EXTRACTED INFORMATION:
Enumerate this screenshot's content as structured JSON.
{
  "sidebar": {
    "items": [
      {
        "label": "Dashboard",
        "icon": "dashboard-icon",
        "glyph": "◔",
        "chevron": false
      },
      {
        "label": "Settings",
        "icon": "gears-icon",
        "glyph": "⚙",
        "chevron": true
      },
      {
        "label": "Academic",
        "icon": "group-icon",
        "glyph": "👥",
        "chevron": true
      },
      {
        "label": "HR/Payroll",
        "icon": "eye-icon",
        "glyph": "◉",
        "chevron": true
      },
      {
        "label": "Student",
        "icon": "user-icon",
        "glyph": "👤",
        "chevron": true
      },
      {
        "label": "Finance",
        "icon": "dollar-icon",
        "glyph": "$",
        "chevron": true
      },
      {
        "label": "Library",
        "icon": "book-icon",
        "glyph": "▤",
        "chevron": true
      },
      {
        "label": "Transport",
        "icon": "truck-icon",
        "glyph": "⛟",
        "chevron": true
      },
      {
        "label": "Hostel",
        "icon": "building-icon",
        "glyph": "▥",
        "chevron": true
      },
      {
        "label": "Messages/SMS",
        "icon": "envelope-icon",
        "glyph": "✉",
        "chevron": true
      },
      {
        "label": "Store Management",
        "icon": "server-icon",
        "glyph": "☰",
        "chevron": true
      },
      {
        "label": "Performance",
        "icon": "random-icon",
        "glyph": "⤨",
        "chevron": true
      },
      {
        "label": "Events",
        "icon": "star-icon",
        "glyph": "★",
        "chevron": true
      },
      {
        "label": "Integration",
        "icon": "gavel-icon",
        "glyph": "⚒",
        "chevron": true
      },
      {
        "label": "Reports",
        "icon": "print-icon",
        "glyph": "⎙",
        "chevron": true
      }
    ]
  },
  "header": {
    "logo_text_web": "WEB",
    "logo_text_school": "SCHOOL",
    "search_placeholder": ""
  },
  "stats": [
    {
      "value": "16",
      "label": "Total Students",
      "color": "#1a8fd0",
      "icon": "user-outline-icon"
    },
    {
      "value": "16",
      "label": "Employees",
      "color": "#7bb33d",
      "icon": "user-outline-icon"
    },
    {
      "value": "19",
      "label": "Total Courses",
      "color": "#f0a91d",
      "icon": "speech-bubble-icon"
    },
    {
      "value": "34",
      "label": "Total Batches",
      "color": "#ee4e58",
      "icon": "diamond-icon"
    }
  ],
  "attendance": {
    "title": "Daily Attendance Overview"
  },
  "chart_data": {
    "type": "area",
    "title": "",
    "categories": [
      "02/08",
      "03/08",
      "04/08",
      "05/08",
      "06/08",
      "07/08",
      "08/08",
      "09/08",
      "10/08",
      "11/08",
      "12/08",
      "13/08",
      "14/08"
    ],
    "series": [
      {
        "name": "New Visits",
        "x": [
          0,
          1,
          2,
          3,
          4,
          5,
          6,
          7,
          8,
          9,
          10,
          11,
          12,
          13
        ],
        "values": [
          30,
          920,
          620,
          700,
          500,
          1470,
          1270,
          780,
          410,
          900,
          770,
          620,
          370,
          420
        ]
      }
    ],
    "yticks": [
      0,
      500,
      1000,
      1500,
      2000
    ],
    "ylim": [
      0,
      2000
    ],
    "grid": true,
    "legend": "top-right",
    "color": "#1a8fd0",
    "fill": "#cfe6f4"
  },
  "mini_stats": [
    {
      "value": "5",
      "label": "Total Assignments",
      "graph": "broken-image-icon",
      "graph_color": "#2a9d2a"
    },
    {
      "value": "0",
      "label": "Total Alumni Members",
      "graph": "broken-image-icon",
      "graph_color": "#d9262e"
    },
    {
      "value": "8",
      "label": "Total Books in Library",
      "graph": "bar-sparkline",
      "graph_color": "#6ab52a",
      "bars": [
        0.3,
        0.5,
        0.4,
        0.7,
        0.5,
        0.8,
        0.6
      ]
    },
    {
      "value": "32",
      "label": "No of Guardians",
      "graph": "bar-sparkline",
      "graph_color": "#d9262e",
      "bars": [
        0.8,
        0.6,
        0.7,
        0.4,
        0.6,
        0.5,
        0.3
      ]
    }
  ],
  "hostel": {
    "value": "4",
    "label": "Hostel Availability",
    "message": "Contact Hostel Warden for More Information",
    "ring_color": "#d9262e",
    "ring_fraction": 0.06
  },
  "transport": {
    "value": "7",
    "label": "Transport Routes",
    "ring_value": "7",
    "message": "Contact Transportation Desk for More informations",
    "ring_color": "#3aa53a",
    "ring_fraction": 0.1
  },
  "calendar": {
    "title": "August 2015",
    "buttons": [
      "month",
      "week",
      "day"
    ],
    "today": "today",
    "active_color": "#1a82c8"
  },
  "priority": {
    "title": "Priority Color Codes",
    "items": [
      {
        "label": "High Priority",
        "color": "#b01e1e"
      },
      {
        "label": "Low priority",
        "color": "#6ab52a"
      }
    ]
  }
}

WHAT IS ASKED:
Go through the records above and set each one down exactly, please.

TASK RESULT:
Enumerate this screenshot's content as structured JSON.
{
  "sidebar": {
    "items": [
      {
        "label": "Dashboard",
        "icon": "dashboard-icon",
        "glyph": "◔",
        "chevron": false
      },
      {
        "label": "Settings",
        "icon": "gears-icon",
        "glyph": "⚙",
        "chevron": true
      },
      {
        "label": "Academic",
        "icon": "group-icon",
        "glyph": "👥",
        "chevron": true
      },
      {
        "label": "HR/Payroll",
        "icon": "eye-icon",
        "glyph": "◉",
        "chevron": true
      },
      {
        "label": "Student",
        "icon": "user-icon",
        "glyph": "👤",
        "chevron": true
      },
      {
        "label": "Finance",
        "icon": "dollar-icon",
        "glyph": "$",
        "chevron": true
      },
      {
        "label": "Library",
        "icon": "book-icon",
        "glyph": "▤",
        "chevron": true
      },
      {
        "label": "Transport",
        "icon": "truck-icon",
        "glyph": "⛟",
        "chevron": true
      },
      {
        "label": "Hostel",
        "icon": "building-icon",
        "glyph": "▥",
        "chevron": true
      },
      {
        "label": "Messages/SMS",
        "icon": "envelope-icon",
        "glyph": "✉",
        "chevron": true
      },
      {
        "label": "Store Management",
        "icon": "server-icon",
        "glyph": "☰",
        "chevron": true
      },
      {
        "label": "Performance",
        "icon": "random-icon",
        "glyph": "⤨",
        "chevron": true
      },
      {
        "label": "Events",
        "icon": "star-icon",
        "glyph": "★",
        "chevron": true
      },
      {
        "label": "Integration",
        "icon": "gavel-icon",
        "glyph": "⚒",
        "chevron": true
      },
      {
        "label": "Reports",
        "icon": "print-icon",
        "glyph": "⎙",
        "chevron": true
      }
    ]
  },
  "header": {
    "logo_text_web": "WEB",
    "logo_text_school": "SCHOOL",
    "search_placeholder": ""
  },
  "stats": [
    {
      "value": "16",
      "label": "Total Students",
      "color": "#1a8fd0",
      "icon": "user-outline-icon"
    },
    {
      "value": "16",
      "label": "Employees",
      "color": "#7bb33d",
      "icon": "user-outline-icon"
    },
    {
      "value": "19",
      "label": "Total Courses",
      "color": "#f0a91d",
      "icon": "speech-bubble-icon"
    },
    {
      "value": "34",
      "label": "Total Batches",
      "color": "#ee4e58",
      "icon": "diamond-icon"
    }
  ],
  "attendance": {
    "title": "Daily Attendance Overview"
  },
  "chart_data": {
    "type": "area",
    "title": "",
    "categories": [
      "02/08",
      "03/08",
      "04/08",
      "05/08",
      "06/08",
      "07/08",
      "08/08",
      "09/08",
      "10/08",
      "11/08",
      "12/08",
      "13/08",
      "14/08"
    ],
    "series": [
      {
        "name": "New Visits",
        "x": [
          0,
          1,
          2,
          3,
          4,
          5,
          6,
          7,
          8,
          9,
          10,
          11,
          12,
          13
        ],
        "values": [
          30,
          920,
          620,
          700,
          500,
          1470,
          1270,
          780,
          410,
          900,
          770,
          620,
          370,
          420
        ]
      }
    ],
    "yticks": [
      0,
      500,
      1000,
      1500,
      2000
    ],
    "ylim": [
      0,
      2000
    ],
    "grid": true,
    "legend": "top-right",
    "color": "#1a8fd0",
    "fill": "#cfe6f4"
  },
  "mini_stats": [
    {
      "value": "5",
      "label": "Total Assignments",
      "graph": "broken-image-icon",
      "graph_color": "#2a9d2a"
    },
    {
      "value": "0",
      "label": "Total Alumni Members",
      "graph": "broken-image-icon",
      "graph_color": "#d9262e"
    },
    {
      "value": "8",
      "label": "Total Books in Library",
      "graph": "bar-sparkline",
      "graph_color": "#6ab52a",
      "bars": [
        0.3,
        0.5,
        0.4,
        0.7,
        0.5,
        0.8,
        0.6
      ]
    },
    {
      "value": "32",
      "label": "No of Guardians",
      "graph": "bar-sparkline",
      "graph_color": "#d9262e",
      "bars": [
        0.8,
        0.6,
        0.7,
        0.4,
        0.6,
        0.5,
        0.3
      ]
    }
  ],
  "hostel": {
    "value": "4",
    "label": "Hostel Availability",
    "message": "Contact Hostel Warden for More Information",
    "ring_color": "#d9262e",
    "ring_fraction": 0.06
  },
  "transport": {
    "value": "7",
    "label": "Transport Routes",
    "ring_value": "7",
    "message": "Contact Transportation Desk for More informations",
    "ring_color": "#3aa53a",
    "ring_fraction": 0.1
  },
  "calendar": {
    "title": "August 2015",
    "buttons": [
      "month",
      "week",
      "day"
    ],
    "today": "today",
    "active_color": "#1a82c8"
  },
  "priority": {
    "title": "Priority Color Codes",
    "items": [
      {
        "label": "High Priority",
        "color": "#b01e1e"
      },
      {
        "label": "Low priority",
        "color": "#6ab52a"
      }
    ]
  }
}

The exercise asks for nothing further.